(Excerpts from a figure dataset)
───

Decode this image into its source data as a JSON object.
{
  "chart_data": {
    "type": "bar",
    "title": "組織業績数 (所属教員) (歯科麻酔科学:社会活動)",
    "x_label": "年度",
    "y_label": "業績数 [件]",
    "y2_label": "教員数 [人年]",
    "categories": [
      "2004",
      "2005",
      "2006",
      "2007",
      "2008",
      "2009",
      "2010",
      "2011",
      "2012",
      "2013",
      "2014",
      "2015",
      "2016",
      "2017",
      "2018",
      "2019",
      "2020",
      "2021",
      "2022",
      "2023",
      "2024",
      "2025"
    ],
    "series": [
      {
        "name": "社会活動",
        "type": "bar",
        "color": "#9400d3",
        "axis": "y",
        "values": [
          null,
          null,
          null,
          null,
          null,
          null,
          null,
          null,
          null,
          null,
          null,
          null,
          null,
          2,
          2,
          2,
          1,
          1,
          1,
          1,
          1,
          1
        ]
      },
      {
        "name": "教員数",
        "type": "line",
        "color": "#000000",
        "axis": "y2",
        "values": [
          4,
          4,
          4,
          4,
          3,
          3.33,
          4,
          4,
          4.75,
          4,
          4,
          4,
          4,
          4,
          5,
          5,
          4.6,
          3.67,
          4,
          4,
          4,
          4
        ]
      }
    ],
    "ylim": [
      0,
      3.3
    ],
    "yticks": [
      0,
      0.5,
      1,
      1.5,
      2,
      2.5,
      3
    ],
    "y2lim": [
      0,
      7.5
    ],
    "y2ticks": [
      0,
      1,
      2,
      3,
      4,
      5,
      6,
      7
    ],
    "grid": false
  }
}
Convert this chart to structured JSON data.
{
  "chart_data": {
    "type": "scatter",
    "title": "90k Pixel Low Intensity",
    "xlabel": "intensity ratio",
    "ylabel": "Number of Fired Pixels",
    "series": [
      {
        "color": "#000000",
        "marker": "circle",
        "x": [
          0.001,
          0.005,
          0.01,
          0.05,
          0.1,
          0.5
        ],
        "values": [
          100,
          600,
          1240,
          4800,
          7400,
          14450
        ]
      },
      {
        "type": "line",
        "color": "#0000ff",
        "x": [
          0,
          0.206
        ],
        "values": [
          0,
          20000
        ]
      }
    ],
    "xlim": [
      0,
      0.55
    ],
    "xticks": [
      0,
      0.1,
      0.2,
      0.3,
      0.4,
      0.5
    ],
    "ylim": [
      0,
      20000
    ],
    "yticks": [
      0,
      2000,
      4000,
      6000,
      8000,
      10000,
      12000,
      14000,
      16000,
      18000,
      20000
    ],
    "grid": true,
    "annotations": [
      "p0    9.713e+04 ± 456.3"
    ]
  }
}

───

Starting from the line with "Convert this chart to structured JSON data." and ending with the final line of the data, quote every line exactly, both ends included.

Convert this chart to structured JSON data.
{
  "chart_data": {
    "type": "scatter",
    "title": "90k Pixel Low Intensity",
    "xlabel": "intensity ratio",
    "ylabel": "Number of Fired Pixels",
    "series": [
      {
        "color": "#000000",
        "marker": "circle",
        "x": [
          0.001,
          0.005,
          0.01,
          0.05,
          0.1,
          0.5
        ],
        "values": [
          100,
          600,
          1240,
          4800,
          7400,
          14450
        ]
      },
      {
        "type": "line",
        "color": "#0000ff",
        "x": [
          0,
          0.206
        ],
        "values": [
          0,
          20000
        ]
      }
    ],
    "xlim": [
      0,
      0.55
    ],
    "xticks": [
      0,
      0.1,
      0.2,
      0.3,
      0.4,
      0.5
    ],
    "ylim": [
      0,
      20000
    ],
    "yticks": [
      0,
      2000,
      4000,
      6000,
      8000,
      10000,
      12000,
      14000,
      16000,
      18000,
      20000
    ],
    "grid": true,
    "annotations": [
      "p0    9.713e+04 ± 456.3"
    ]
  }
}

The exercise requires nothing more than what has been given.